## TASK DETAILS
Restate the data word for word and leave the images out.

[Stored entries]
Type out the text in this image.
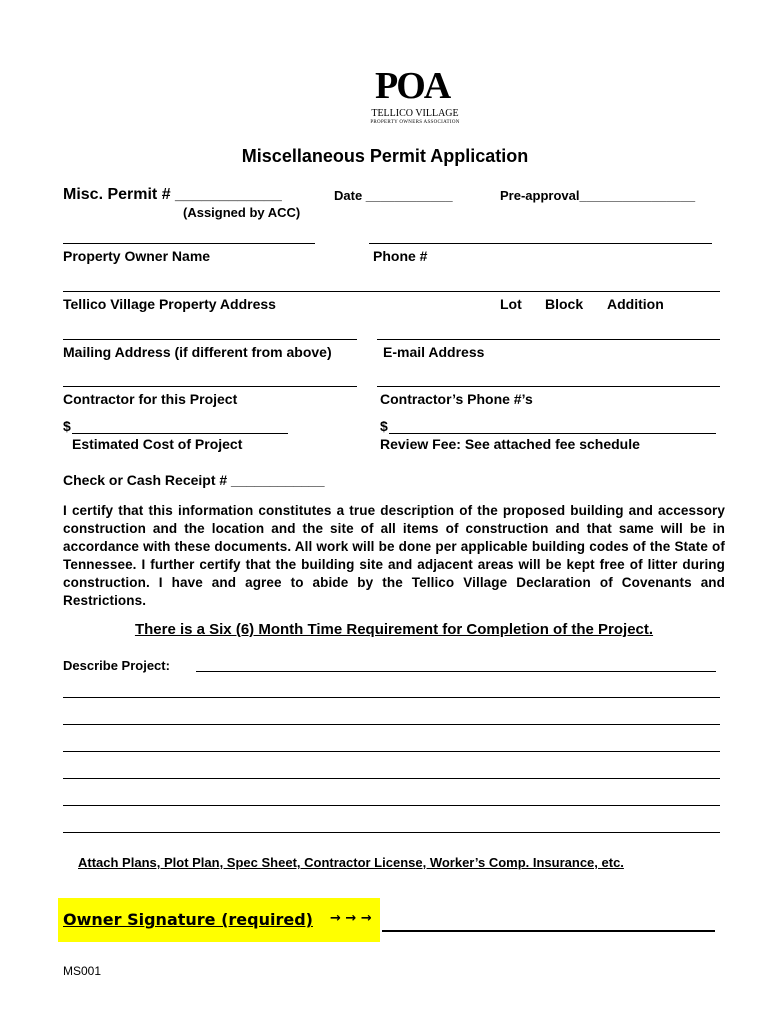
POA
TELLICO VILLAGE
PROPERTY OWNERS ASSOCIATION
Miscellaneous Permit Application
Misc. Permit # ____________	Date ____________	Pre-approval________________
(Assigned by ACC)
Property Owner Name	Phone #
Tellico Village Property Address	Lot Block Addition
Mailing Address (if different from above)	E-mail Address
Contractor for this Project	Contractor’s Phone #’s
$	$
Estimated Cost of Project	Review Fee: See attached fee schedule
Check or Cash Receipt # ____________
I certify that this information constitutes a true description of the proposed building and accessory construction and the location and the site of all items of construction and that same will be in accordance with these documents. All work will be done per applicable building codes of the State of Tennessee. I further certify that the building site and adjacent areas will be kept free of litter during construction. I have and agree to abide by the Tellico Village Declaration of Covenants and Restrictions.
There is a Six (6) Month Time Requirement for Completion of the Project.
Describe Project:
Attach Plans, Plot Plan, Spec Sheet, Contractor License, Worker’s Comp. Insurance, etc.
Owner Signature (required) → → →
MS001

## FULL RESPONSE
Type out the text in this image.
POA
TELLICO VILLAGE
PROPERTY OWNERS ASSOCIATION
Miscellaneous Permit Application
Misc. Permit # ____________	Date ____________	Pre-approval________________
(Assigned by ACC)
Property Owner Name	Phone #
Tellico Village Property Address	Lot Block Addition
Mailing Address (if different from above)	E-mail Address
Contractor for this Project	Contractor’s Phone #’s
$	$
Estimated Cost of Project	Review Fee: See attached fee schedule
Check or Cash Receipt # ____________
I certify that this information constitutes a true description of the proposed building and accessory construction and the location and the site of all items of construction and that same will be in accordance with these documents. All work will be done per applicable building codes of the State of Tennessee. I further certify that the building site and adjacent areas will be kept free of litter during construction. I have and agree to abide by the Tellico Village Declaration of Covenants and Restrictions.
There is a Six (6) Month Time Requirement for Completion of the Project.
Describe Project:
Attach Plans, Plot Plan, Spec Sheet, Contractor License, Worker’s Comp. Insurance, etc.
Owner Signature (required) → → →
MS001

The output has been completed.